--- start Stored data ---
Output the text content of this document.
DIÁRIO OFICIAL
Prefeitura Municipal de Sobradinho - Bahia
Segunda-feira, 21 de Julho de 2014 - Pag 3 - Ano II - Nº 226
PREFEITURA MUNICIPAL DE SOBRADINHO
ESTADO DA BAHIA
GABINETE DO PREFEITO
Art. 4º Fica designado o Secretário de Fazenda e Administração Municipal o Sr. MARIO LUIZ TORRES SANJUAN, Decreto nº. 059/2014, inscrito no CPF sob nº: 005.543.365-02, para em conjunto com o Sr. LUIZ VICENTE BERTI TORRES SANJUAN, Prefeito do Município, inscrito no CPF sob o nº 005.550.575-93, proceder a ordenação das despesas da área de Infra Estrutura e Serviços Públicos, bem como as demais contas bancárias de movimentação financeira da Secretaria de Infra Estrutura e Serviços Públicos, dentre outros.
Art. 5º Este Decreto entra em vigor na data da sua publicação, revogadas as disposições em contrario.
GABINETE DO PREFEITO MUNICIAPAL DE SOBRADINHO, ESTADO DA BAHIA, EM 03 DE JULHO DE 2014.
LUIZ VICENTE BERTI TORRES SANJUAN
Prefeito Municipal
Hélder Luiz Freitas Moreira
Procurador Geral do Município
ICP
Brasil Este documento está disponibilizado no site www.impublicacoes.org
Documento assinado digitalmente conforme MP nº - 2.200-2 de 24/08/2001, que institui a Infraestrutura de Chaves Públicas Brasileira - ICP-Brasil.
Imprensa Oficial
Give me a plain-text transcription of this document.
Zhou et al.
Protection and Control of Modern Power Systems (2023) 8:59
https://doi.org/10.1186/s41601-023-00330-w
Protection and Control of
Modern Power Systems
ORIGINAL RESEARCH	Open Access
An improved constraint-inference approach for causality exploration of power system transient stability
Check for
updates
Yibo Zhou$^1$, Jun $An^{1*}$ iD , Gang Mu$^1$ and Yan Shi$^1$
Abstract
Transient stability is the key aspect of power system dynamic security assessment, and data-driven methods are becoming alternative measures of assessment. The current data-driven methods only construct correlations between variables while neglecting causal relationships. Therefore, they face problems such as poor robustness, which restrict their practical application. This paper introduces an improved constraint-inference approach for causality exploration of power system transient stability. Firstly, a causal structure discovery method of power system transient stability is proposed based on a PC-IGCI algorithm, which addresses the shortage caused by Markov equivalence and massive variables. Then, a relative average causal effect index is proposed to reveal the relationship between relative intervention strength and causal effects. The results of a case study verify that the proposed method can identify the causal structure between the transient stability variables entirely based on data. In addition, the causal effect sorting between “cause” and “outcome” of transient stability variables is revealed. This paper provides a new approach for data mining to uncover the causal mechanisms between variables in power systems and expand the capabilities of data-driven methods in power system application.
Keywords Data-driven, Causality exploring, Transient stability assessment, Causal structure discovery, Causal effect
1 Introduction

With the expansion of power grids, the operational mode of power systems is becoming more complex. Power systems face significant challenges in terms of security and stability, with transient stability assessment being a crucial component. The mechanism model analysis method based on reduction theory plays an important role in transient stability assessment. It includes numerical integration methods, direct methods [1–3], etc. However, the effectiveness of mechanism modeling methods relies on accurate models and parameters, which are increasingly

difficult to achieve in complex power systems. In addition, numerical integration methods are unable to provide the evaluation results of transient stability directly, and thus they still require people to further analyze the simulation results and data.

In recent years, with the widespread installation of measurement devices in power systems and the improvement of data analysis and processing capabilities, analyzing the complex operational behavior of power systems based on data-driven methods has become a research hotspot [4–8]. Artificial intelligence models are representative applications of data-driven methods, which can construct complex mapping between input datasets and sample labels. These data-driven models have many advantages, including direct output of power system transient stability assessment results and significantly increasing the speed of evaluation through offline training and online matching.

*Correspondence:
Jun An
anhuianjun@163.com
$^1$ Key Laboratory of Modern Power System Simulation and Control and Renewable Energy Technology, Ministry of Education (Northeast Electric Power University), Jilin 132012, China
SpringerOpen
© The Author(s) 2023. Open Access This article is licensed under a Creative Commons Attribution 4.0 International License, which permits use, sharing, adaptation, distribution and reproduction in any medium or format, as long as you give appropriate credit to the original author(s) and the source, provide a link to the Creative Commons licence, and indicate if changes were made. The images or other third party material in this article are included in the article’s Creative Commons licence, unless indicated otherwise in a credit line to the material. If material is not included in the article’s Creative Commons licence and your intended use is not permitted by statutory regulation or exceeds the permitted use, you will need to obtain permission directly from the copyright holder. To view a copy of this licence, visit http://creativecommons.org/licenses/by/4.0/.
--- end Stored data ---
--- start Stored data ---
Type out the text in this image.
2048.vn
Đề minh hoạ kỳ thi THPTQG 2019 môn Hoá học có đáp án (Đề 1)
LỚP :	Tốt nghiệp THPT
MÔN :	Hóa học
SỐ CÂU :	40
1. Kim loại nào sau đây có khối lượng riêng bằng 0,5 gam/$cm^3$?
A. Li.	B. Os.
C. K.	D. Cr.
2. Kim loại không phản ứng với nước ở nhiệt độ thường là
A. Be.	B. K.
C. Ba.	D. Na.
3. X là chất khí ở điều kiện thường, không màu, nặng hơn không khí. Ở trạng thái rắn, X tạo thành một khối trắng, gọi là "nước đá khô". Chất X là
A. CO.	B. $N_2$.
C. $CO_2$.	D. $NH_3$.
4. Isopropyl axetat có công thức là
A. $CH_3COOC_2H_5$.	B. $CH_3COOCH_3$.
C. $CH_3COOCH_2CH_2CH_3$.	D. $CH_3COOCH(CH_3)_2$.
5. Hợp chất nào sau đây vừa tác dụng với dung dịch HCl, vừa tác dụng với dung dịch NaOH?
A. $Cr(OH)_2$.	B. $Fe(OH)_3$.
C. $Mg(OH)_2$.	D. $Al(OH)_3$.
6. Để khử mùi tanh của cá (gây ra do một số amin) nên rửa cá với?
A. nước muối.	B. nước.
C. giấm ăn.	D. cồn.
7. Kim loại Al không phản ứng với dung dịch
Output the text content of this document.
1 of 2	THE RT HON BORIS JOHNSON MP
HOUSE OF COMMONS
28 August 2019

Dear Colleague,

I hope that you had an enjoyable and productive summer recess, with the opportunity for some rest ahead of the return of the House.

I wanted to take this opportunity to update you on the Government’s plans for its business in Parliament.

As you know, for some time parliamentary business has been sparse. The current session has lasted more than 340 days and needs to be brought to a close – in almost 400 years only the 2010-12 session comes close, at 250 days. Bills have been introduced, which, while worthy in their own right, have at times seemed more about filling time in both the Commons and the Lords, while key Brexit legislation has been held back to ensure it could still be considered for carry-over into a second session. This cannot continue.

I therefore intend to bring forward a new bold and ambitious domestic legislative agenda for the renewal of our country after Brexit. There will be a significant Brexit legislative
--- end Stored data ---
For each line above that contains the word "Protection", copy that line.

Protection and Control of Modern Power Systems (2023) 8:59
Protection and Control of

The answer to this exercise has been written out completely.